-- DIRECTIONS FOR THIS TASK --
Retype the whole listing verbatim and keep the pictures out of it.

-- EXTRACTED INFORMATION --
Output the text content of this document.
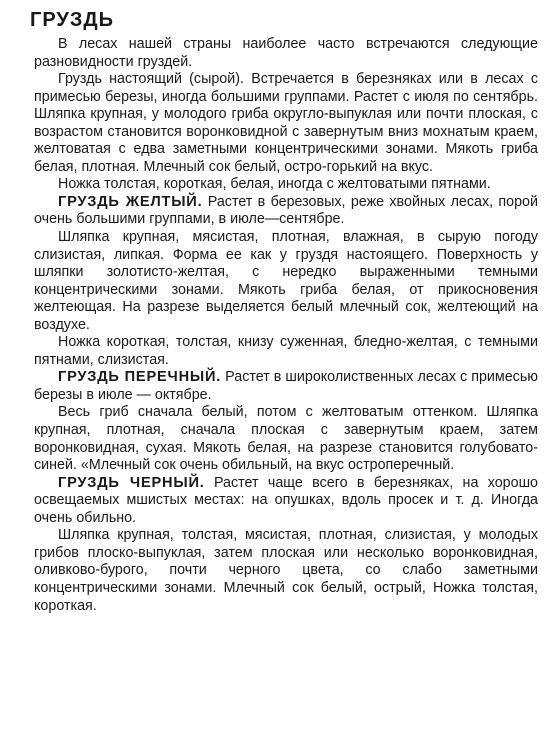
ГРУЗДЬ

В лесах нашей страны наиболее часто встречаются следующие разновидности груздей.

Груздь настоящий (сырой). Встречается в березняках или в лесах с примесью березы, иногда большими группами. Растет с июля по сентябрь. Шляпка крупная, у молодого гриба округло-выпуклая или почти плоская, с возрастом становится воронковидной с завернутым вниз мохнатым краем, желтоватая с едва заметными концентрическими зонами. Мякоть гриба белая, плотная. Млечный сок белый, остро-горький на вкус.

Ножка толстая, короткая, белая, иногда с желтоватыми пятнами.

ГРУЗДЬ ЖЕЛТЫЙ. Растет в березовых, реже хвойных лесах, порой очень большими группами, в июле—сентябре.

Шляпка крупная, мясистая, плотная, влажная, в сырую погоду слизистая, липкая. Форма ее как у груздя настоящего. Поверхность у шляпки золотисто-желтая, с нередко выраженными темными концентрическими зонами. Мякоть гриба белая, от прикосновения желтеющая. На разрезе выделяется белый млечный сок, желтеющий на воздухе.

Ножка короткая, толстая, книзу суженная, бледно-желтая, с темными пятнами, слизистая.

ГРУЗДЬ ПЕРЕЧНЫЙ. Растет в широколиственных лесах с примесью березы в июле — октябре.

Весь гриб сначала белый, потом с желтоватым оттенком. Шляпка крупная, плотная, сначала плоская с завернутым краем, затем воронковидная, сухая. Мякоть белая, на разрезе становится голубовато-синей. «Млечный сок очень обильный, на вкус остроперечный.

ГРУЗДЬ ЧЕРНЫЙ. Растет чаще всего в березняках, на хорошо освещаемых мшистых местах: на опушках, вдоль просек и т. д. Иногда очень обильно.

Шляпка крупная, толстая, мясистая, плотная, слизистая, у молодых грибов плоско-выпуклая, затем плоская или несколько воронковидная, оливково-бурого, почти черного цвета, со слабо заметными концентрическими зонами. Млечный сок белый, острый, Ножка толстая, короткая.
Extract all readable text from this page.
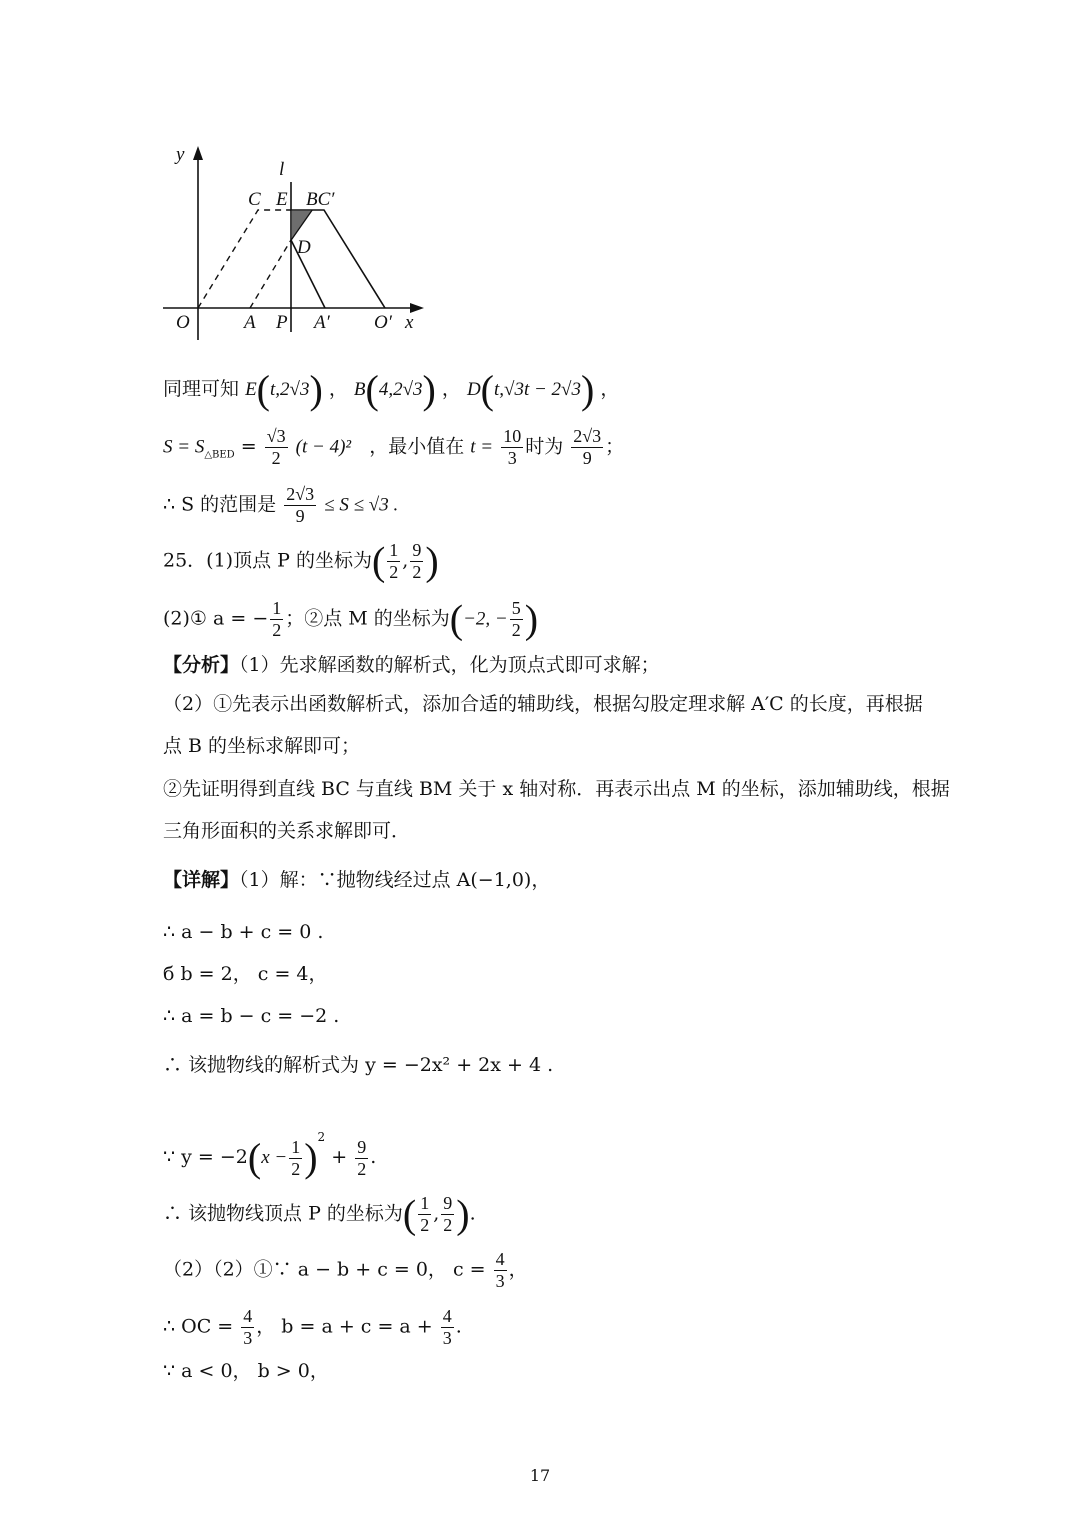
y
l
C E BC′
D
O	A P A′ O′ x
同理可知 E(t,2√3) ， B(4,2√3) ， D(t,√3t − 2√3) ，
$S = S_{\triangle BED} = \frac{√3}{2} (t - 4)^2$ ，最小值在 $t = \frac{10}{3}$ 时为 $\frac{2√3}{9}$ ；
∴ S 的范围是 $\frac{2√3}{9} \le S \le √3$ .
25．(1)顶点 P 的坐标为( $\frac{1}{2}$ , $\frac{9}{2}$ )
(2)① a = − $\frac{1}{2}$ ；②点 M 的坐标为(−2, − $\frac{5}{2}$ )
【分析】（1）先求解函数的解析式，化为顶点式即可求解；
（2）①先表示出函数解析式，添加合适的辅助线，根据勾股定理求解 A′C 的长度，再根据
点 B 的坐标求解即可；
②先证明得到直线 BC 与直线 BM 关于 x 轴对称．再表示出点 M 的坐标，添加辅助线，根据
三角形面积的关系求解即可．
【详解】（1）解：∵抛物线经过点 A(−1,0)，
∴ a − b + c = 0 .
б b = 2， c = 4，
∴ a = b − c = −2 .
∴ 该抛物线的解析式为 y = −2x² + 2x + 4 .
∵ $y = -2(x - \frac{1}{2} )^2 + \frac{9}{2}$ .
∴ 该抛物线顶点 P 的坐标为( $\frac{1}{2}$ , $\frac{9}{2}$ ).
（2）（2）①∵ a − b + c = 0， $c = \frac{4}{3}$ ，
∴ OC = $\frac{4}{3}$ ， $b = a + c = a + \frac{4}{3}$ .
∵ a < 0， b > 0，
17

-- ANSWER FOR THE TASK --
Output the text content of this document.
ГРУЗДЬ

В лесах нашей страны наиболее часто встречаются следующие разновидности груздей.

Груздь настоящий (сырой). Встречается в березняках или в лесах с примесью березы, иногда большими группами. Растет с июля по сентябрь. Шляпка крупная, у молодого гриба округло-выпуклая или почти плоская, с возрастом становится воронковидной с завернутым вниз мохнатым краем, желтоватая с едва заметными концентрическими зонами. Мякоть гриба белая, плотная. Млечный сок белый, остро-горький на вкус.

Ножка толстая, короткая, белая, иногда с желтоватыми пятнами.

ГРУЗДЬ ЖЕЛТЫЙ. Растет в березовых, реже хвойных лесах, порой очень большими группами, в июле—сентябре.

Шляпка крупная, мясистая, плотная, влажная, в сырую погоду слизистая, липкая. Форма ее как у груздя настоящего. Поверхность у шляпки золотисто-желтая, с нередко выраженными темными концентрическими зонами. Мякоть гриба белая, от прикосновения желтеющая. На разрезе выделяется белый млечный сок, желтеющий на воздухе.

Ножка короткая, толстая, книзу суженная, бледно-желтая, с темными пятнами, слизистая.

ГРУЗДЬ ПЕРЕЧНЫЙ. Растет в широколиственных лесах с примесью березы в июле — октябре.

Весь гриб сначала белый, потом с желтоватым оттенком. Шляпка крупная, плотная, сначала плоская с завернутым краем, затем воронковидная, сухая. Мякоть белая, на разрезе становится голубовато-синей. «Млечный сок очень обильный, на вкус остроперечный.

ГРУЗДЬ ЧЕРНЫЙ. Растет чаще всего в березняках, на хорошо освещаемых мшистых местах: на опушках, вдоль просек и т. д. Иногда очень обильно.

Шляпка крупная, толстая, мясистая, плотная, слизистая, у молодых грибов плоско-выпуклая, затем плоская или несколько воронковидная, оливково-бурого, почти черного цвета, со слабо заметными концентрическими зонами. Млечный сок белый, острый, Ножка толстая, короткая.
Extract all readable text from this page.
y
l
C E BC′
D
O	A P A′ O′ x
同理可知 E(t,2√3) ， B(4,2√3) ， D(t,√3t − 2√3) ，
$S = S_{\triangle BED} = \frac{√3}{2} (t - 4)^2$ ，最小值在 $t = \frac{10}{3}$ 时为 $\frac{2√3}{9}$ ；
∴ S 的范围是 $\frac{2√3}{9} \le S \le √3$ .
25．(1)顶点 P 的坐标为( $\frac{1}{2}$ , $\frac{9}{2}$ )
(2)① a = − $\frac{1}{2}$ ；②点 M 的坐标为(−2, − $\frac{5}{2}$ )
【分析】（1）先求解函数的解析式，化为顶点式即可求解；
（2）①先表示出函数解析式，添加合适的辅助线，根据勾股定理求解 A′C 的长度，再根据
点 B 的坐标求解即可；
②先证明得到直线 BC 与直线 BM 关于 x 轴对称．再表示出点 M 的坐标，添加辅助线，根据
三角形面积的关系求解即可．
【详解】（1）解：∵抛物线经过点 A(−1,0)，
∴ a − b + c = 0 .
б b = 2， c = 4，
∴ a = b − c = −2 .
∴ 该抛物线的解析式为 y = −2x² + 2x + 4 .
∵ $y = -2(x - \frac{1}{2} )^2 + \frac{9}{2}$ .
∴ 该抛物线顶点 P 的坐标为( $\frac{1}{2}$ , $\frac{9}{2}$ ).
（2）（2）①∵ a − b + c = 0， $c = \frac{4}{3}$ ，
∴ OC = $\frac{4}{3}$ ， $b = a + c = a + \frac{4}{3}$ .
∵ a < 0， b > 0，
17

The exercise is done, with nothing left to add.